▸ WHAT THE EXERCISE ASKS: In the text about biometric border checks, how tall must a traveler be to use the Smart Gates at Dubai airport?

Biometric facial comparison is used at airports, seaports and land frontiers. CBP said this week the technology has enabled it to process over 800 million travellers and “prevented more than 2,225 impostors from unlawfully entering the United States”. While in theory visitors could still be asked to provide fingerprints, this additional biometric is rarely required.

Dubai
On arrival at Dubai airport, you can use the Smart Gates (as long as you are over 1.2 metres/4 feet tall). After stepping off your flight, find a “passport control touchpoint” before the main border check. Like eGates, the system extracts your facial biometric data from the chip on your passport.
But the difference in Dubai is that once you are registered you can put your passport away. At the gates, say the airport authorities, “you can pass through by simply looking at the green light without needing to scan a document”. The single registration works for multiple visits, unlike conventional eGates.
Emirates has a departure service called Biometric Check-in at Dubai airport Terminal 3 that registers your facial data. “Then you can breeze through the secure Biometric Smart Zones,” the carrier says. “You can check-in, clear immigration, access our airport lounges in Concourse B, and board your flight at selected gates purely by facial recognition.”

▸ PROVIDED MATERIAL:
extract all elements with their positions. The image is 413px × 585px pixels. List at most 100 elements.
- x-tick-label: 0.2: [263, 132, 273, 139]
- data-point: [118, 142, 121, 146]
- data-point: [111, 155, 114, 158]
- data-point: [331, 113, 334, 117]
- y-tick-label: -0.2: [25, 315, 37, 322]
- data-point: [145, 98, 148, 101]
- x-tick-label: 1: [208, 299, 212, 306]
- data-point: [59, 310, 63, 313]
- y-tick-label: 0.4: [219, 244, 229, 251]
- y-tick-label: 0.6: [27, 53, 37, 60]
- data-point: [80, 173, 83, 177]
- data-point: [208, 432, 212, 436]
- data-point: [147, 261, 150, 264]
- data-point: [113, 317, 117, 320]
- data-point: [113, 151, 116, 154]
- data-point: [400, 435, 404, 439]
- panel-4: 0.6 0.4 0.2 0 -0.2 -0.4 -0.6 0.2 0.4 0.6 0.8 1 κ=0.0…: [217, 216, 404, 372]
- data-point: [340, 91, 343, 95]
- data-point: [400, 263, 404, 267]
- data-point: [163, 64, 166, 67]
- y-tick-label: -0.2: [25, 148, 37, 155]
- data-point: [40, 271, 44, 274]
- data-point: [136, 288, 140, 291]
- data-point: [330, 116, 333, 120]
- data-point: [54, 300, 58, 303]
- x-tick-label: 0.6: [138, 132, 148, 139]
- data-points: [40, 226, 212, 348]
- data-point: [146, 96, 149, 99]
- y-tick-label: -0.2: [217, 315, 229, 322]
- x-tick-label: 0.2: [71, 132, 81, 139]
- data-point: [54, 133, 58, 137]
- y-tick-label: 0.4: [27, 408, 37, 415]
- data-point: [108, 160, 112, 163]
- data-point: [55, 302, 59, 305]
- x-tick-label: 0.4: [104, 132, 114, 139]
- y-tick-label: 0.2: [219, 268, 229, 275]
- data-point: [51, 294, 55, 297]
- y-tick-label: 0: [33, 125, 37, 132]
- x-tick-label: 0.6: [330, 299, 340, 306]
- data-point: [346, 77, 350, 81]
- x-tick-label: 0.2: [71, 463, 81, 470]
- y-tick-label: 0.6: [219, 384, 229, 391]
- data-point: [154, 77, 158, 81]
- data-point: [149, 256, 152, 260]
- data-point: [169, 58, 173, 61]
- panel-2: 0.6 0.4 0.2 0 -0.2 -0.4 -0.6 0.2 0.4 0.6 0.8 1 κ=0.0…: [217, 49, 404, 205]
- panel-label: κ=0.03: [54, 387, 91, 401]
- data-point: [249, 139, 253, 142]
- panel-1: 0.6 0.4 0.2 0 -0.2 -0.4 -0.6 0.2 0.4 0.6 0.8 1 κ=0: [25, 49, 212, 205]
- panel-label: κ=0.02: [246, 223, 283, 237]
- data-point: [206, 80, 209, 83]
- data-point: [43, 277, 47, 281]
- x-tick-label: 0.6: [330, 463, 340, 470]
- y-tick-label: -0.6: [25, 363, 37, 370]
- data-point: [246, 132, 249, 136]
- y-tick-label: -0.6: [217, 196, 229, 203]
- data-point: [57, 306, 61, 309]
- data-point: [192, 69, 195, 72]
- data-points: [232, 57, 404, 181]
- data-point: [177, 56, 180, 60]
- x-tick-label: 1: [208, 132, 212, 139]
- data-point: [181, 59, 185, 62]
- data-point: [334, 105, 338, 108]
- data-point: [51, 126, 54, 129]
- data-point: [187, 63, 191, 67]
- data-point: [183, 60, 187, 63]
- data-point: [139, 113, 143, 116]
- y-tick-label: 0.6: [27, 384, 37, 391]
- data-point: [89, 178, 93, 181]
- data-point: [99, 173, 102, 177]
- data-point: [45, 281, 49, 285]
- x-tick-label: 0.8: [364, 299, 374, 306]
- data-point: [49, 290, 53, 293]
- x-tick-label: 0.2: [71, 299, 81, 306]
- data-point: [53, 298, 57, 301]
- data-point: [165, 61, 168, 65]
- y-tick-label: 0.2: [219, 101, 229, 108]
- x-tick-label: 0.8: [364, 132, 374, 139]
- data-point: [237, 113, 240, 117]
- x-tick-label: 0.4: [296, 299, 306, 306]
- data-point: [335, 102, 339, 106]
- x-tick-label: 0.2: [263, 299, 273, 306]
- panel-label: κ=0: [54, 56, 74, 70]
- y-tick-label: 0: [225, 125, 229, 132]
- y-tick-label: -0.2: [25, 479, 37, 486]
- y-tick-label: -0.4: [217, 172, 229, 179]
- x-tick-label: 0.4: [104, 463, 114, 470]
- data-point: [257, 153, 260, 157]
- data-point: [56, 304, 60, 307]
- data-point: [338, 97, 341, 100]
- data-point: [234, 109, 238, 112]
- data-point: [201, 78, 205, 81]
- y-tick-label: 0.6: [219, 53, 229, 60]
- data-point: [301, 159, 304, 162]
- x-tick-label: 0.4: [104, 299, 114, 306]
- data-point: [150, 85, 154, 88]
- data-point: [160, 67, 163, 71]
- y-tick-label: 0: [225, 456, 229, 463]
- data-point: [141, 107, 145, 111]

▸ TASK OUTPUT: Over 1.2 metres (4 feet) tall.